▸ **Challenge 1**: Drawing on the excerpt about the Hamas and Fatah talks, explain in one to three sentences why Meshaal sent two of his top men to Cairo.
▸ **Challenge 2**: Reproduce the records word for word, starting at the first line of the records and ending at the line that contains "folder-icon [11,232,37,252]", including both.

▸ **Document excerpt**:
He agreed that resistance must only be ‘in the national interest of the country’ – it would have to be ‘aqlaqi’ – ethical. There would be no more rocket attacks on civilians. In other words, no more rocket attacks from Gaza.”
Meshaal told Masri and his friends that he had seen President Bashar Assad of Syria, his vice president Sharaa and Syrian foreign minister Moallem. “He said he wanted their support – but in the end it was the word of the Palestinian people. We were very happy – we said ‘there is a small breakthrough’.
Meshaal said: ‘We won’t let you down.’ We said we would communicate all this to Fatah and the independents on the West Bank and to the Egyptians. In the West Bank, Fatah called it the ‘Hamas initiative’ -- but we said no, it is from everybody. After two days, Meshaal said he had spoken to Egyptian intelligence and they like what we have offered.”
The talks had been successful. Meshaal was persuaded to send two of his top men to Cairo. Masri’s team hoped that Abbas would do the same. Four men – two from each side – travelled to Egypt on 22 April.
A year earlier, when there was a familiar impasse between the two sides in Egypt, the Moubarak regime tried to place further obstacles between them. Meshaal had fruitlessly met with Omar Sulieman – Mubarak’s intelligence factotum and Israel’s best friend in the Arab world – in Mecca. Sulieman effectively worked for the Israelis. Now all had changed utterly.

▸ **Task inputs**:
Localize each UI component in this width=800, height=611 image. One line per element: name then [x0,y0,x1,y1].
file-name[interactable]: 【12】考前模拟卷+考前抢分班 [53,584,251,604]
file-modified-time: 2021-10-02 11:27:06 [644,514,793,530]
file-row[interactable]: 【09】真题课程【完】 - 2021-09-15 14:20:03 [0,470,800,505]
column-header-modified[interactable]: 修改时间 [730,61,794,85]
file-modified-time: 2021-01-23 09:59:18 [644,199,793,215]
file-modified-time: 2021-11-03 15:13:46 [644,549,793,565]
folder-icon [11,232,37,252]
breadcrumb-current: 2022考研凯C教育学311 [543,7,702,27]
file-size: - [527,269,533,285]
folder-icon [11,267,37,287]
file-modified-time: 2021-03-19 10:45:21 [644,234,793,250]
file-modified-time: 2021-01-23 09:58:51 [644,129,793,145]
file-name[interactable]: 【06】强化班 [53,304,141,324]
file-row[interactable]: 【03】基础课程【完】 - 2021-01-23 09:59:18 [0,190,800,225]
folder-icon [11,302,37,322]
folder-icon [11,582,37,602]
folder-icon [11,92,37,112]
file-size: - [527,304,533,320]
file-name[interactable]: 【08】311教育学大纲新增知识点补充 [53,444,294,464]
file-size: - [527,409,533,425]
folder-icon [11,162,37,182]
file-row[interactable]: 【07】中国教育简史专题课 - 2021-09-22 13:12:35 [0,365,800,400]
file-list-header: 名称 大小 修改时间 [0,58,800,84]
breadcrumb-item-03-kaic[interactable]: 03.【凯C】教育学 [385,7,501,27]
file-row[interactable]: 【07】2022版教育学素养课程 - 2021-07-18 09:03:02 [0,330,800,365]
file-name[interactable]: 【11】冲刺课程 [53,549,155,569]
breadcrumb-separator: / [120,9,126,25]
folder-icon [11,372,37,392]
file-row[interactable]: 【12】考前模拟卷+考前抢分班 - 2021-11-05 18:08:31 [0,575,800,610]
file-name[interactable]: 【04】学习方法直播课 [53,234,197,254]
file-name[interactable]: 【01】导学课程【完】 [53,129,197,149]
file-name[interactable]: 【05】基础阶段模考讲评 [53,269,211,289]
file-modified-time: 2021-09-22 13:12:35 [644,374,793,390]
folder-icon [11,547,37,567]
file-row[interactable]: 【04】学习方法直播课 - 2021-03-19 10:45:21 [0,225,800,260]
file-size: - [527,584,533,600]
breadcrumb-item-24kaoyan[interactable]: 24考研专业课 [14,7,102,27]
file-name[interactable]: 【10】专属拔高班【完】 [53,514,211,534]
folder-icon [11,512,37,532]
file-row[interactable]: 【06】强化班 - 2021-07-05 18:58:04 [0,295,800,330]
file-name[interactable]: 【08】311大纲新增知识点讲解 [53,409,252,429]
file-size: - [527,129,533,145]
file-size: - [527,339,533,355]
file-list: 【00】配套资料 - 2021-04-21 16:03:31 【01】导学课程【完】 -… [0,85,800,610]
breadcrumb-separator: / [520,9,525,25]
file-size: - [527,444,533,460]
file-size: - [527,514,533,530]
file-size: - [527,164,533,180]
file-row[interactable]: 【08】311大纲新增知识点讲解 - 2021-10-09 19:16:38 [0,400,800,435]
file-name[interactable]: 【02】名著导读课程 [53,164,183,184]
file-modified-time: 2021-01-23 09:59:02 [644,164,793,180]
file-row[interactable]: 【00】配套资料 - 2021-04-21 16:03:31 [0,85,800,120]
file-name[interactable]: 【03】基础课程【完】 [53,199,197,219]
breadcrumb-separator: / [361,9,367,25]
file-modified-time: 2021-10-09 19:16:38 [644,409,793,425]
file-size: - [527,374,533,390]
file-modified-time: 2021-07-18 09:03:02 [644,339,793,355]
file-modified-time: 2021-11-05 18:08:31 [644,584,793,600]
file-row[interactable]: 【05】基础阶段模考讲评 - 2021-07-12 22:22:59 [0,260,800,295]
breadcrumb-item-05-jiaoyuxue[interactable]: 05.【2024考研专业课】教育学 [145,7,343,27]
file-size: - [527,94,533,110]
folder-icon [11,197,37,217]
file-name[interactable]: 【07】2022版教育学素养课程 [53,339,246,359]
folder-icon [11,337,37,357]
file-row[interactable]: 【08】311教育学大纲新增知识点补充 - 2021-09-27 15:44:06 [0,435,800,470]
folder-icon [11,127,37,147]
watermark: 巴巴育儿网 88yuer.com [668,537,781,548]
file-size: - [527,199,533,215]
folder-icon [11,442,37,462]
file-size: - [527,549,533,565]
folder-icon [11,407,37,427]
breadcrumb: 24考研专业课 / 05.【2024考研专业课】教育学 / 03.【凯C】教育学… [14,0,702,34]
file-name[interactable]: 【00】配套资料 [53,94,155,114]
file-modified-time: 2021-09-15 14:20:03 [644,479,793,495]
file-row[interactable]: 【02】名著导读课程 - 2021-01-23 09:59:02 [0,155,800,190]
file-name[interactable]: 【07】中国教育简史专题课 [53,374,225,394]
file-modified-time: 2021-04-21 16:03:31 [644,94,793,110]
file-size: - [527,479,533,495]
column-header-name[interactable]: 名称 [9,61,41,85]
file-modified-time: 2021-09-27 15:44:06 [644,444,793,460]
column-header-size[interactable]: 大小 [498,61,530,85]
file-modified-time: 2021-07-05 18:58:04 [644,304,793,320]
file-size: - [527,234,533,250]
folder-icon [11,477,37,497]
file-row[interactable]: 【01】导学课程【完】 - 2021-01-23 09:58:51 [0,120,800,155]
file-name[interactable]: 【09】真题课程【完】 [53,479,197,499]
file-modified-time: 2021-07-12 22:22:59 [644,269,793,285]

▸ **Correct response 1**: Meshaal sent them because the talks with Masri's team had been successful, and this persuaded him. Masri's team hoped Abbas would do the same, and four men, two from each side, traveled to Egypt on 22 April.

▸ **Correct response 2**:
Localize each UI component in this width=800, height=611 image. One line per element: name then [x0,y0,x1,y1].
file-name[interactable]: 【12】考前模拟卷+考前抢分班 [53,584,251,604]
file-modified-time: 2021-10-02 11:27:06 [644,514,793,530]
file-row[interactable]: 【09】真题课程【完】 - 2021-09-15 14:20:03 [0,470,800,505]
column-header-modified[interactable]: 修改时间 [730,61,794,85]
file-modified-time: 2021-01-23 09:59:18 [644,199,793,215]
file-modified-time: 2021-11-03 15:13:46 [644,549,793,565]
folder-icon [11,232,37,252]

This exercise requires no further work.